** begin **

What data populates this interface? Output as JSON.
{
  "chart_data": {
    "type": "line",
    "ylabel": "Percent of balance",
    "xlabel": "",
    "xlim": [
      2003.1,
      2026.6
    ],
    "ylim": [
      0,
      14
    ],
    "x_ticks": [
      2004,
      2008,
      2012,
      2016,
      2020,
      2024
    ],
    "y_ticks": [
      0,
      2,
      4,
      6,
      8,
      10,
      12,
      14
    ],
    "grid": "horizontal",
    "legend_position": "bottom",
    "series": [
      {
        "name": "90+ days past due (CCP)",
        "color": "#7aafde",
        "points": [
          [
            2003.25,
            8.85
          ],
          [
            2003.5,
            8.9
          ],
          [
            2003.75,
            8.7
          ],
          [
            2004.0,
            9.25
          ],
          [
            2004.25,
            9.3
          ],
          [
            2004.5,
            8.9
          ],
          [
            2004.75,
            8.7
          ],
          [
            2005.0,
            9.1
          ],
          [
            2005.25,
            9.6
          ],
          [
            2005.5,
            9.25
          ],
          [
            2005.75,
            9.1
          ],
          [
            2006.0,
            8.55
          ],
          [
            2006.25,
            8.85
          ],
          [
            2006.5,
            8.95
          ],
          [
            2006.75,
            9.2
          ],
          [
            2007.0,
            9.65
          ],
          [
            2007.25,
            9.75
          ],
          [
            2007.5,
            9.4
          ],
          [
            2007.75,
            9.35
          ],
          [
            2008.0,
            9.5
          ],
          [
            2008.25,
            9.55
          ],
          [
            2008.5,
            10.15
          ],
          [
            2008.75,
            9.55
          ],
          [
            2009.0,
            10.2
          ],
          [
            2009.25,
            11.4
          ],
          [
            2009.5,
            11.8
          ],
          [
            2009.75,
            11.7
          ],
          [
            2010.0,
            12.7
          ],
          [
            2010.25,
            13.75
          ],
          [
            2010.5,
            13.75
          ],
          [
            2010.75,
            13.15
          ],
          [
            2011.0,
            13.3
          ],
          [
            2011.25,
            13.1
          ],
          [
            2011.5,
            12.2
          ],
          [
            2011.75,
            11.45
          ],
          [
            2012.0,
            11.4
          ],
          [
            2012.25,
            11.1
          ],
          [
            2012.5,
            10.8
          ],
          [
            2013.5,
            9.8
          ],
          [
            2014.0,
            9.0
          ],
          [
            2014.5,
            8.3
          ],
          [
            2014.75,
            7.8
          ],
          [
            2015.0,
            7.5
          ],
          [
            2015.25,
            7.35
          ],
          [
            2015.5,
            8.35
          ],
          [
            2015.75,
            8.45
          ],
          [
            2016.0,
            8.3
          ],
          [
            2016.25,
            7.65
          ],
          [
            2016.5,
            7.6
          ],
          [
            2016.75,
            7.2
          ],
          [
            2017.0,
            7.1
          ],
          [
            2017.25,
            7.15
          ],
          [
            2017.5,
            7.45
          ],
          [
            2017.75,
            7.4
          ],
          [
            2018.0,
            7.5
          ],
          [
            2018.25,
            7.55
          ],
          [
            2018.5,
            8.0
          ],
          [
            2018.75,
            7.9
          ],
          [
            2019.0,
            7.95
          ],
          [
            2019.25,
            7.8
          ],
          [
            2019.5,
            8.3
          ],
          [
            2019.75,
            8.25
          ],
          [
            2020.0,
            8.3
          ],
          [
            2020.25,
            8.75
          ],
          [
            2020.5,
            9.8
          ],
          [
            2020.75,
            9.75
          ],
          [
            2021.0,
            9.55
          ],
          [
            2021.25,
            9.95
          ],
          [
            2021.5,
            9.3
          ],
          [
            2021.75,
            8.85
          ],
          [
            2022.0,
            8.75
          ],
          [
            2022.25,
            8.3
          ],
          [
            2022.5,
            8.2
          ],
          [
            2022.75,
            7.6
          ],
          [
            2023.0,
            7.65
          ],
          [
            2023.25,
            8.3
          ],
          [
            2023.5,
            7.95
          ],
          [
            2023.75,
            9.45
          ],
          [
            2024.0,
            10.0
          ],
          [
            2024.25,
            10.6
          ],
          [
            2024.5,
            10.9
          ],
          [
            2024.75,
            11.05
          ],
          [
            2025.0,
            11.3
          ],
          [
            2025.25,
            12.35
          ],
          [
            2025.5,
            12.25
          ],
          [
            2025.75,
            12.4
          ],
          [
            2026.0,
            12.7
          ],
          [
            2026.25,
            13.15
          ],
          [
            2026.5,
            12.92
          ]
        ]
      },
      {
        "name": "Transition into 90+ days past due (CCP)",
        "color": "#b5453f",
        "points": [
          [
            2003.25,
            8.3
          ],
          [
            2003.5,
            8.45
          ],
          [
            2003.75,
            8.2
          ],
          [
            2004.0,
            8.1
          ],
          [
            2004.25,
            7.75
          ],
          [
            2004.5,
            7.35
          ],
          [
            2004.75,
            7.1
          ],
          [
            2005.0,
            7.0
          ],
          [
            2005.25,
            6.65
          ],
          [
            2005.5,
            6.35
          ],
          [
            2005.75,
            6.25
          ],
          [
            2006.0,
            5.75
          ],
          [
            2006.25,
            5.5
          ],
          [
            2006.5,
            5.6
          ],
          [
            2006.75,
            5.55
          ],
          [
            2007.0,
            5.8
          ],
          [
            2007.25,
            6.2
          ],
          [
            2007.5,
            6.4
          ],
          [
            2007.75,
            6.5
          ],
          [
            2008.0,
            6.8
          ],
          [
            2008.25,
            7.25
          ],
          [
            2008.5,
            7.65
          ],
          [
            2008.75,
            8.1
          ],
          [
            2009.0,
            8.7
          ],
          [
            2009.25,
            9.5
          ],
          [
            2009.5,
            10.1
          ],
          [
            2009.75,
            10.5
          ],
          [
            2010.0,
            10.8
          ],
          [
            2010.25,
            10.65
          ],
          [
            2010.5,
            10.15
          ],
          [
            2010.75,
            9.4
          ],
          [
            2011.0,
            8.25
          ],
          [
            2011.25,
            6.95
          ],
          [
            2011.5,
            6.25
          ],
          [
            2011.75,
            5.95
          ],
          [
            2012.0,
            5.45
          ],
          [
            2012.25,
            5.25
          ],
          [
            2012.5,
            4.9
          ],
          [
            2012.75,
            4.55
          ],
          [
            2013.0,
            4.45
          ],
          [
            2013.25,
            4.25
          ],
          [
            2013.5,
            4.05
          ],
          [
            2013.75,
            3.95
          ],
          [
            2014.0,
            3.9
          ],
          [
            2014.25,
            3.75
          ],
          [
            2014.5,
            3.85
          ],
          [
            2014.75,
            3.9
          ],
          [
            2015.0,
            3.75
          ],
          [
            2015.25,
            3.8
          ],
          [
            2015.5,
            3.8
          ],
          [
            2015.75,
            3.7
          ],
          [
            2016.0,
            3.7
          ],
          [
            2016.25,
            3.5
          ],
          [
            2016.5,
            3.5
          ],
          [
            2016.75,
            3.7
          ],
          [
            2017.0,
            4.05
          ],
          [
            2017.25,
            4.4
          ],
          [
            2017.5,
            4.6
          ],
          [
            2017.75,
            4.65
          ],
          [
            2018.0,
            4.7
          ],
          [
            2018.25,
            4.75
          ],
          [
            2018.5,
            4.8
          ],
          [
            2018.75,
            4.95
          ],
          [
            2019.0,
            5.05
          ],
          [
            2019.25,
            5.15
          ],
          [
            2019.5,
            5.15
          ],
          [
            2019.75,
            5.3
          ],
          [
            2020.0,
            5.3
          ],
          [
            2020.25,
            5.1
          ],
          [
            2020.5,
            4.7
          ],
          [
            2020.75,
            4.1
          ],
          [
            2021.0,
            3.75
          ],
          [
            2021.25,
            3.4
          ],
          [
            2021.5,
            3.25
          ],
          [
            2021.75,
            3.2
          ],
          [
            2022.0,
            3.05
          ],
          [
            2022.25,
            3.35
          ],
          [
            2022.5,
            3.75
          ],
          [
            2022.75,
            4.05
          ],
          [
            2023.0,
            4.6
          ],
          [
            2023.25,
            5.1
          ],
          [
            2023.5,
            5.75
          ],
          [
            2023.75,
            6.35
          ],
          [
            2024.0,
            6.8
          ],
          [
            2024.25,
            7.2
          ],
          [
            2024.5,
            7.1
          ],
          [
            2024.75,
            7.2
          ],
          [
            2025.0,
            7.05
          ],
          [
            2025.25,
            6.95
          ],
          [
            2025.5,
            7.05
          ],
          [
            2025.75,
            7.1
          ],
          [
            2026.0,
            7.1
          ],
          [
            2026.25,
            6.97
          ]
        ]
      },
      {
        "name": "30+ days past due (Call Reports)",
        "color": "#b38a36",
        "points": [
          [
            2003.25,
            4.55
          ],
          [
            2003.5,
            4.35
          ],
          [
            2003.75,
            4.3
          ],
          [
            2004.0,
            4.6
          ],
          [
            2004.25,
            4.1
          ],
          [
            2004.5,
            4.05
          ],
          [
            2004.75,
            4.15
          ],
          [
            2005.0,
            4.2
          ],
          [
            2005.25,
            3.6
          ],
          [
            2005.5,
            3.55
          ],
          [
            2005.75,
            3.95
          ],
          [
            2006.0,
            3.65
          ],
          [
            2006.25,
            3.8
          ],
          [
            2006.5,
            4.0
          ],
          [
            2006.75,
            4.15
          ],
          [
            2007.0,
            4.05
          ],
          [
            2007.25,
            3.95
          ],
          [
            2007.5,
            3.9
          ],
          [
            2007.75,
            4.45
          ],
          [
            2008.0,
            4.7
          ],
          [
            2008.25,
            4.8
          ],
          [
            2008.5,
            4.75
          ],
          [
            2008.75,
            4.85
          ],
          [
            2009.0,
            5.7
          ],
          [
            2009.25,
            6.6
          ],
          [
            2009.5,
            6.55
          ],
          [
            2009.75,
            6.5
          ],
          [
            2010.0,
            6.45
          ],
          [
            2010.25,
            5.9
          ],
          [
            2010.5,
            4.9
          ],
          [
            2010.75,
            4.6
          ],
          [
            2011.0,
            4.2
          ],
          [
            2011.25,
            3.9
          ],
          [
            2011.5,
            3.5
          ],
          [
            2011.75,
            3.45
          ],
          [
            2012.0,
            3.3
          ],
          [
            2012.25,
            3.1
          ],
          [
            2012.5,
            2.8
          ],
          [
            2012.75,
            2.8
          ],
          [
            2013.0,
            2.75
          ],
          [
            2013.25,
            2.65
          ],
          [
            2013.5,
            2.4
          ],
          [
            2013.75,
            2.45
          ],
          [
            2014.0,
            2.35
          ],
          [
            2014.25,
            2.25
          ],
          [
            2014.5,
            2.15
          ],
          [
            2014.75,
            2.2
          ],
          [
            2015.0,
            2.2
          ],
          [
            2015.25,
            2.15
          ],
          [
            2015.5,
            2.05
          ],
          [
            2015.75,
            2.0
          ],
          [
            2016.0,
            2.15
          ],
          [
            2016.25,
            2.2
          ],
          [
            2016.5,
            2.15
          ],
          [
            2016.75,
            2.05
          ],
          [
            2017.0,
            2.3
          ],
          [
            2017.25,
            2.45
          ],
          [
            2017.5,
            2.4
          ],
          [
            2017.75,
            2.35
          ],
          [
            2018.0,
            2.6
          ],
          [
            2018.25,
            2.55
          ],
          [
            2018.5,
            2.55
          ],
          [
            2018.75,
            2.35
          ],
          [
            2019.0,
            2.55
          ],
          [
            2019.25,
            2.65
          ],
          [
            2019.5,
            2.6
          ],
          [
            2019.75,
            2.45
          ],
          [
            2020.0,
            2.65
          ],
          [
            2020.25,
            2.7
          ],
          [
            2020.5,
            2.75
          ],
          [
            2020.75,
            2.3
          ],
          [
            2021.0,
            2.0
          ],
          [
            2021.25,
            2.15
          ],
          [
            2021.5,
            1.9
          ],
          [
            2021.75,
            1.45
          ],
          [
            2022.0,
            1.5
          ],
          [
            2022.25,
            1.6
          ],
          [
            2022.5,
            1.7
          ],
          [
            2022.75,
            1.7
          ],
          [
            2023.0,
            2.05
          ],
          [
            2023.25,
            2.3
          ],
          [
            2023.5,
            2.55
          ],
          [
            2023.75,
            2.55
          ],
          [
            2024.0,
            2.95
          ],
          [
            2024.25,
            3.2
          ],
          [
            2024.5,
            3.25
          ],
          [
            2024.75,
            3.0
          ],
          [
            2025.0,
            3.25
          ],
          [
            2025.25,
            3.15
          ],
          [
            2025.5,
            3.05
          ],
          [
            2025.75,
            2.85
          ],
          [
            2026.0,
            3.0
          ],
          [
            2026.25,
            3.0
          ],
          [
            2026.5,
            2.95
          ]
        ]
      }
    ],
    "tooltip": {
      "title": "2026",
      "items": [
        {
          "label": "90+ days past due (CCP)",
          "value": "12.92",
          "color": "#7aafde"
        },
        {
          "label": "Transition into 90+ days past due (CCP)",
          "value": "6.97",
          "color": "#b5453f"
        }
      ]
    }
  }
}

** end **

**What is needed**
Report how many lines in the data contain the word "color", with no words besides the number.

**Solved problem**
5